╭─ The data
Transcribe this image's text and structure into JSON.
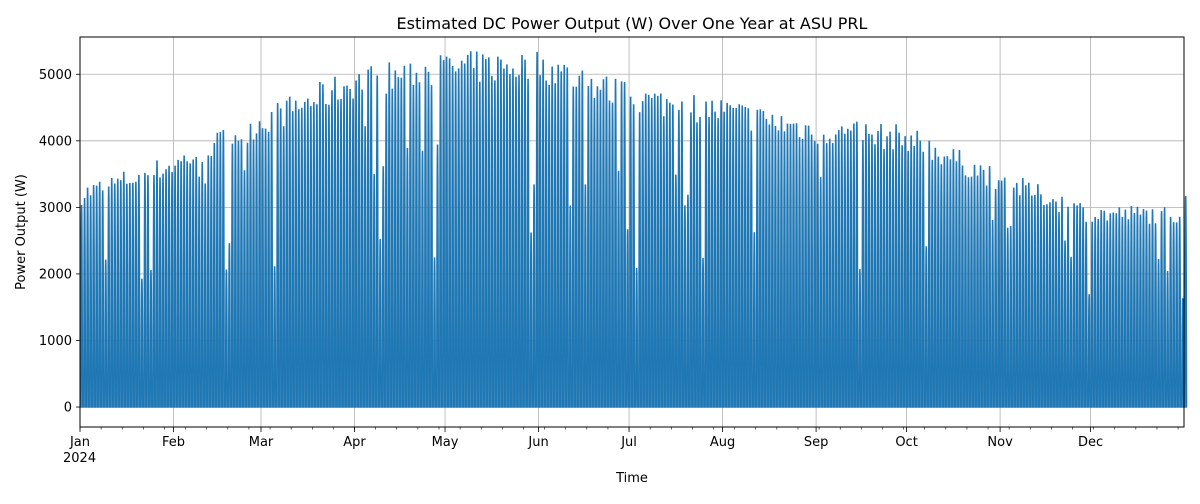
{
  "chart_data": {
    "type": "area",
    "title": "Estimated DC Power Output (W) Over One Year at ASU PRL",
    "xlabel": "Time",
    "ylabel": "Power Output (W)",
    "x_range": [
      "2024-01-01",
      "2024-12-31"
    ],
    "ylim": [
      -300,
      5560
    ],
    "grid": true,
    "color": "#1f77b4",
    "x_tick_labels": [
      "Jan",
      "Feb",
      "Mar",
      "Apr",
      "May",
      "Jun",
      "Jul",
      "Aug",
      "Sep",
      "Oct",
      "Nov",
      "Dec"
    ],
    "x_tick_dates": [
      "2024-01-01",
      "2024-02-01",
      "2024-03-01",
      "2024-04-01",
      "2024-05-01",
      "2024-06-01",
      "2024-07-01",
      "2024-08-01",
      "2024-09-01",
      "2024-10-01",
      "2024-11-01",
      "2024-12-01"
    ],
    "x_year_label": "2024",
    "y_ticks": [
      0,
      1000,
      2000,
      3000,
      4000,
      5000
    ],
    "series": [
      {
        "values_description_free": true,
        "monthly_typical_daily_peak": [
          {
            "month": "Jan",
            "value": 3200
          },
          {
            "month": "Feb",
            "value": 3650
          },
          {
            "month": "Mar",
            "value": 4300
          },
          {
            "month": "Apr",
            "value": 4900
          },
          {
            "month": "May",
            "value": 5100
          },
          {
            "month": "Jun",
            "value": 5150
          },
          {
            "month": "Jul",
            "value": 4650
          },
          {
            "month": "Aug",
            "value": 4450
          },
          {
            "month": "Sep",
            "value": 4150
          },
          {
            "month": "Oct",
            "value": 4050
          },
          {
            "month": "Nov",
            "value": 3400
          },
          {
            "month": "Dec",
            "value": 2900
          }
        ]
      }
    ]
  }
}
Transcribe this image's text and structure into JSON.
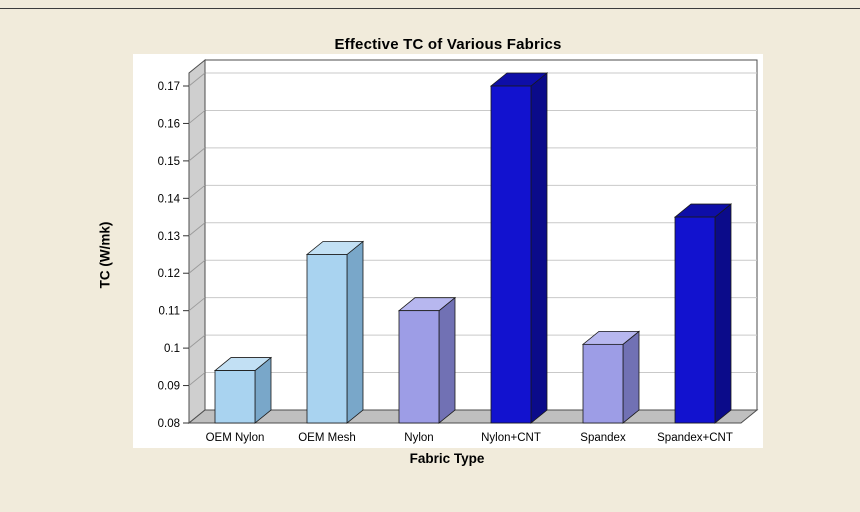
{
  "chart_data": {
    "type": "bar",
    "projection": "3d",
    "title": "Effective TC of Various Fabrics",
    "xlabel": "Fabric Type",
    "ylabel": "TC (W/mk)",
    "categories": [
      "OEM Nylon",
      "OEM Mesh",
      "Nylon",
      "Nylon+CNT",
      "Spandex",
      "Spandex+CNT"
    ],
    "values": [
      0.094,
      0.125,
      0.11,
      0.17,
      0.101,
      0.135
    ],
    "ylim": [
      0.08,
      0.17
    ],
    "ytick_step": 0.01,
    "ytick_labels": [
      "0.08",
      "0.09",
      "0.1",
      "0.11",
      "0.12",
      "0.13",
      "0.14",
      "0.15",
      "0.16",
      "0.17"
    ],
    "bar_color_keys": [
      "light_blue",
      "light_blue",
      "lavender",
      "dark_blue",
      "lavender",
      "dark_blue"
    ],
    "legend": "none",
    "grid": "horizontal",
    "colors": {
      "canvas_bg": "#F1EBDB",
      "plot_backdrop": "#FFFFFF",
      "back_wall": "#FFFFFF",
      "side_wall": "#CFCFCF",
      "floor": "#BFBFBF",
      "gridline": "#C9C9C9",
      "wall_gridline": "#9A9A9A",
      "frame": "#4D4D4D",
      "bar_edge": "#1A1A1A",
      "text": "#000000",
      "light_blue": {
        "front": "#A9D3F0",
        "side": "#79A7C9",
        "top": "#C2E0F4"
      },
      "lavender": {
        "front": "#9D9DE6",
        "side": "#7171B4",
        "top": "#B7B7EF"
      },
      "dark_blue": {
        "front": "#1212CF",
        "side": "#0B0B8A",
        "top": "#0E0EA8"
      }
    }
  }
}
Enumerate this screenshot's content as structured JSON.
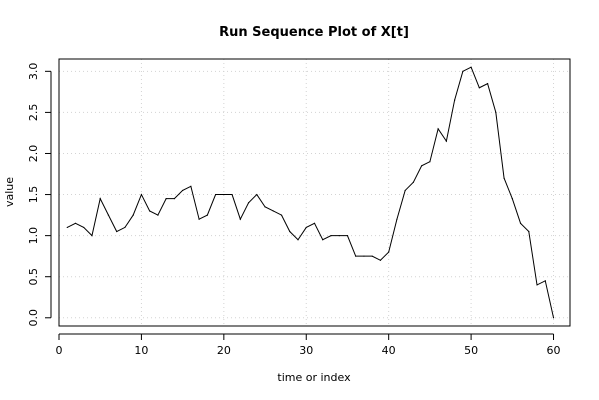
{
  "chart_data": {
    "type": "line",
    "title": "Run Sequence Plot of X[t]",
    "xlabel": "time or index",
    "ylabel": "value",
    "xlim": [
      0,
      62
    ],
    "ylim": [
      -0.1,
      3.15
    ],
    "xticks": [
      0,
      10,
      20,
      30,
      40,
      50,
      60
    ],
    "yticks": [
      0.0,
      0.5,
      1.0,
      1.5,
      2.0,
      2.5,
      3.0
    ],
    "ytick_labels": [
      "0.0",
      "0.5",
      "1.0",
      "1.5",
      "2.0",
      "2.5",
      "3.0"
    ],
    "grid": true,
    "grid_style": "dotted",
    "line_color": "#000000",
    "x": [
      1,
      2,
      3,
      4,
      5,
      6,
      7,
      8,
      9,
      10,
      11,
      12,
      13,
      14,
      15,
      16,
      17,
      18,
      19,
      20,
      21,
      22,
      23,
      24,
      25,
      26,
      27,
      28,
      29,
      30,
      31,
      32,
      33,
      34,
      35,
      36,
      37,
      38,
      39,
      40,
      41,
      42,
      43,
      44,
      45,
      46,
      47,
      48,
      49,
      50,
      51,
      52,
      53,
      54,
      55,
      56,
      57,
      58,
      59,
      60
    ],
    "y": [
      1.1,
      1.15,
      1.1,
      1.0,
      1.45,
      1.25,
      1.05,
      1.1,
      1.25,
      1.5,
      1.3,
      1.25,
      1.45,
      1.45,
      1.55,
      1.6,
      1.2,
      1.25,
      1.5,
      1.5,
      1.5,
      1.2,
      1.4,
      1.5,
      1.35,
      1.3,
      1.25,
      1.05,
      0.95,
      1.1,
      1.15,
      0.95,
      1.0,
      1.0,
      1.0,
      0.75,
      0.75,
      0.75,
      0.7,
      0.8,
      1.2,
      1.55,
      1.65,
      1.85,
      1.9,
      2.3,
      2.15,
      2.65,
      3.0,
      3.05,
      2.8,
      2.85,
      2.5,
      1.7,
      1.45,
      1.15,
      1.05,
      0.4,
      0.45,
      0.0
    ]
  }
}
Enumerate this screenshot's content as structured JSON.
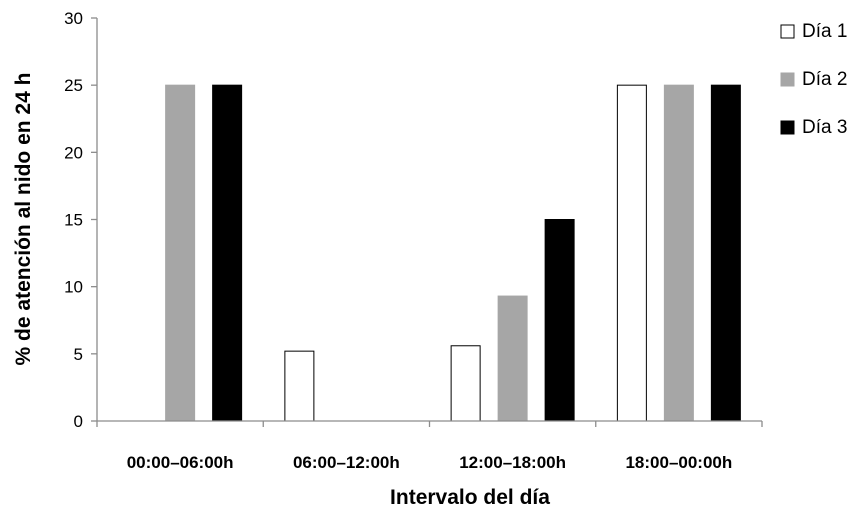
{
  "chart_data": {
    "type": "bar",
    "title": "",
    "xlabel": "Intervalo del día",
    "ylabel": "% de atención al nido en 24 h",
    "ylim": [
      0,
      30
    ],
    "yticks": [
      0,
      5,
      10,
      15,
      20,
      25,
      30
    ],
    "grid": false,
    "legend_position": "top-right",
    "categories": [
      "00:00–06:00h",
      "06:00–12:00h",
      "12:00–18:00h",
      "18:00–00:00h"
    ],
    "series": [
      {
        "name": "Día 1",
        "values": [
          0,
          5.2,
          5.6,
          25
        ],
        "color": "#ffffff",
        "stroke": "#000000"
      },
      {
        "name": "Día 2",
        "values": [
          25,
          0,
          9.3,
          25
        ],
        "color": "#a6a6a6",
        "stroke": "#a6a6a6"
      },
      {
        "name": "Día 3",
        "values": [
          25,
          0,
          15,
          25
        ],
        "color": "#000000",
        "stroke": "#000000"
      }
    ]
  }
}
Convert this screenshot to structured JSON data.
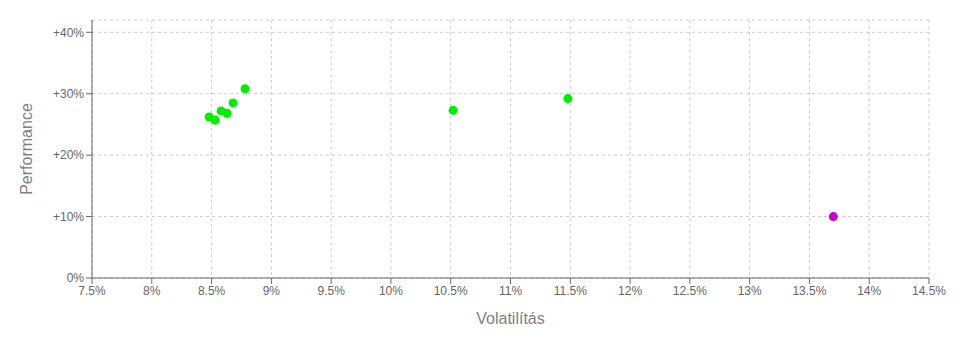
{
  "chart_data": {
    "type": "scatter",
    "xlabel": "Volatilítás",
    "ylabel": "Performance",
    "xlim": [
      0.075,
      0.145
    ],
    "ylim": [
      0.0,
      0.42
    ],
    "xticks": [
      {
        "value": 0.075,
        "label": "7.5%"
      },
      {
        "value": 0.08,
        "label": "8%"
      },
      {
        "value": 0.085,
        "label": "8.5%"
      },
      {
        "value": 0.09,
        "label": "9%"
      },
      {
        "value": 0.095,
        "label": "9.5%"
      },
      {
        "value": 0.1,
        "label": "10%"
      },
      {
        "value": 0.105,
        "label": "10.5%"
      },
      {
        "value": 0.11,
        "label": "11%"
      },
      {
        "value": 0.115,
        "label": "11.5%"
      },
      {
        "value": 0.12,
        "label": "12%"
      },
      {
        "value": 0.125,
        "label": "12.5%"
      },
      {
        "value": 0.13,
        "label": "13%"
      },
      {
        "value": 0.135,
        "label": "13.5%"
      },
      {
        "value": 0.14,
        "label": "14%"
      },
      {
        "value": 0.145,
        "label": "14.5%"
      }
    ],
    "yticks": [
      {
        "value": 0.0,
        "label": "0%"
      },
      {
        "value": 0.1,
        "label": "+10%"
      },
      {
        "value": 0.2,
        "label": "+20%"
      },
      {
        "value": 0.3,
        "label": "+30%"
      },
      {
        "value": 0.4,
        "label": "+40%"
      }
    ],
    "grid": true,
    "series": [
      {
        "color": "#00ee00",
        "x": [
          0.0878,
          0.0868,
          0.0858,
          0.0863,
          0.0853,
          0.0848,
          0.1052,
          0.1148
        ],
        "values": [
          0.308,
          0.285,
          0.272,
          0.268,
          0.257,
          0.262,
          0.273,
          0.292
        ]
      },
      {
        "color": "#cc00cc",
        "x": [
          0.137
        ],
        "values": [
          0.1
        ]
      }
    ]
  }
}
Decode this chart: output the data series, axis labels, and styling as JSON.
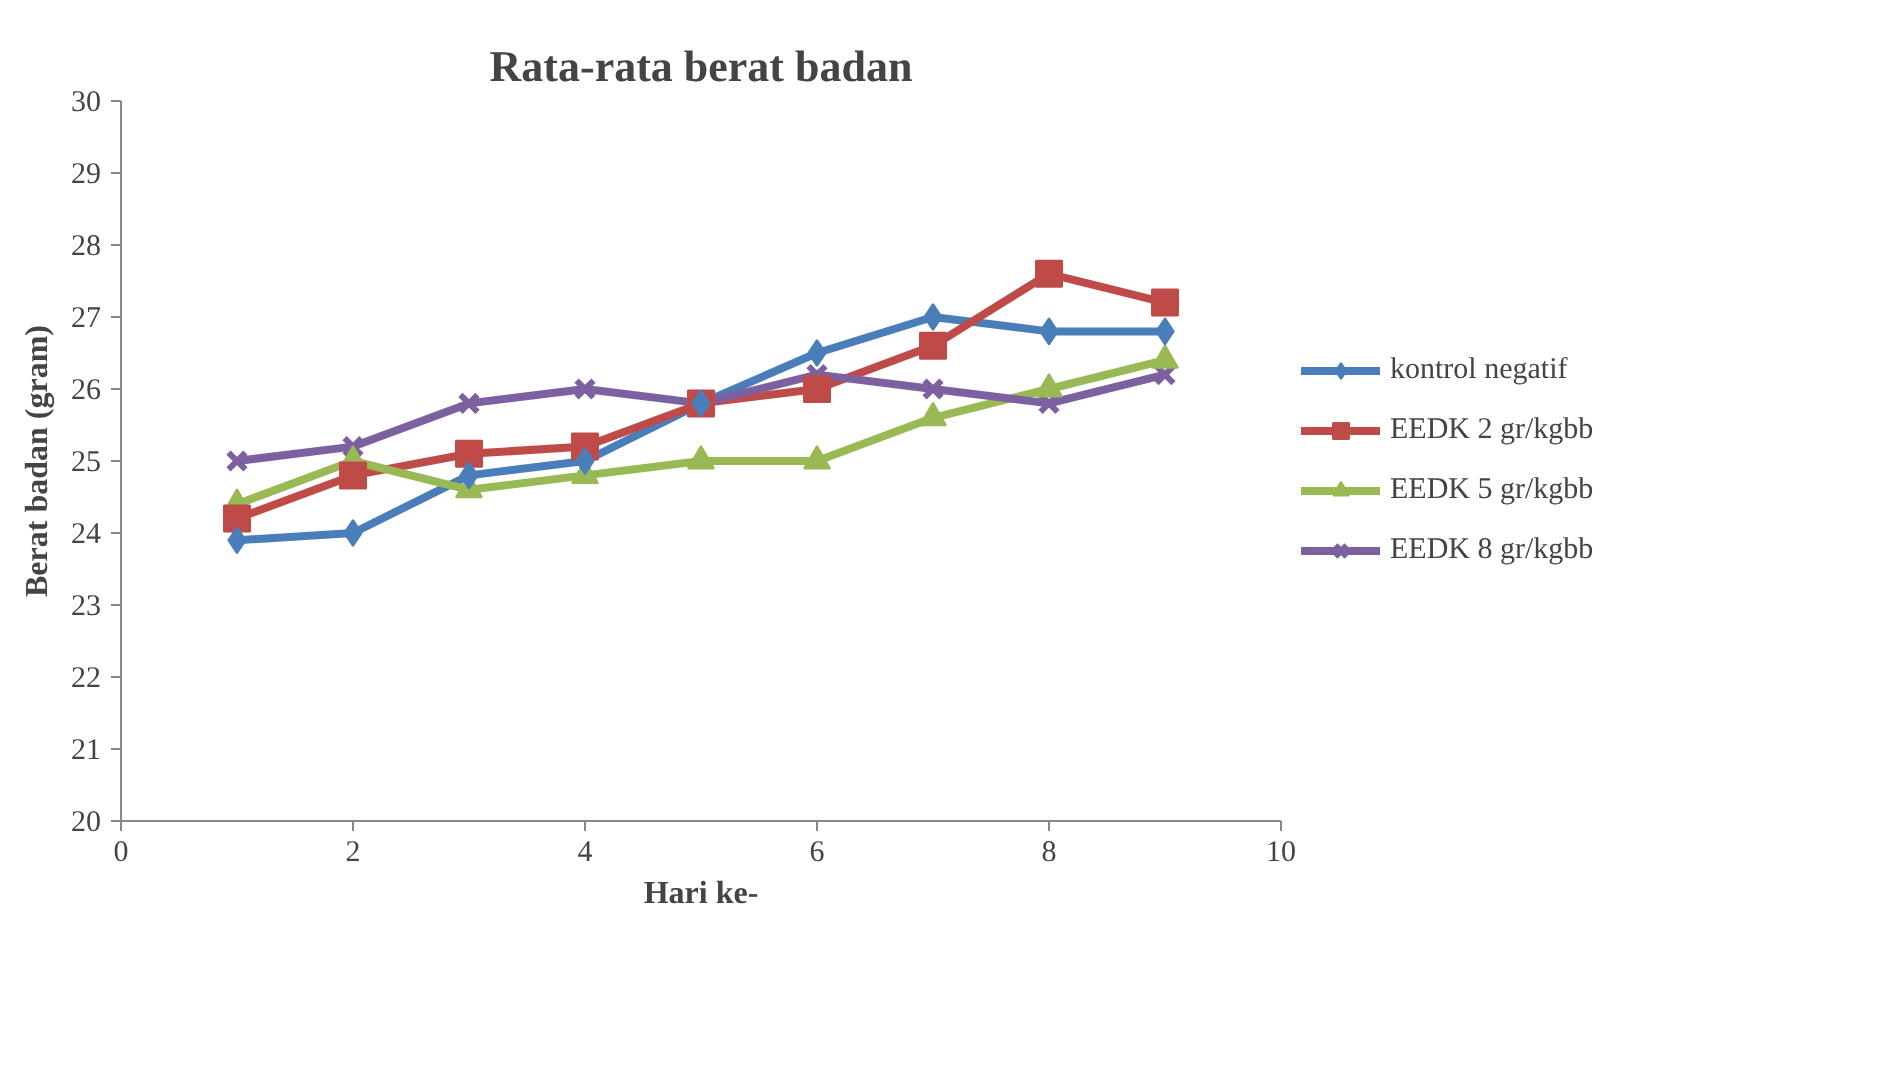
╰─
> _Task goal_: Select every line in the records above that contains the word "front".

> _Full output_:
        "front": "#A9D3F0",
        "front": "#9D9DE6",
        "front": "#1212CF",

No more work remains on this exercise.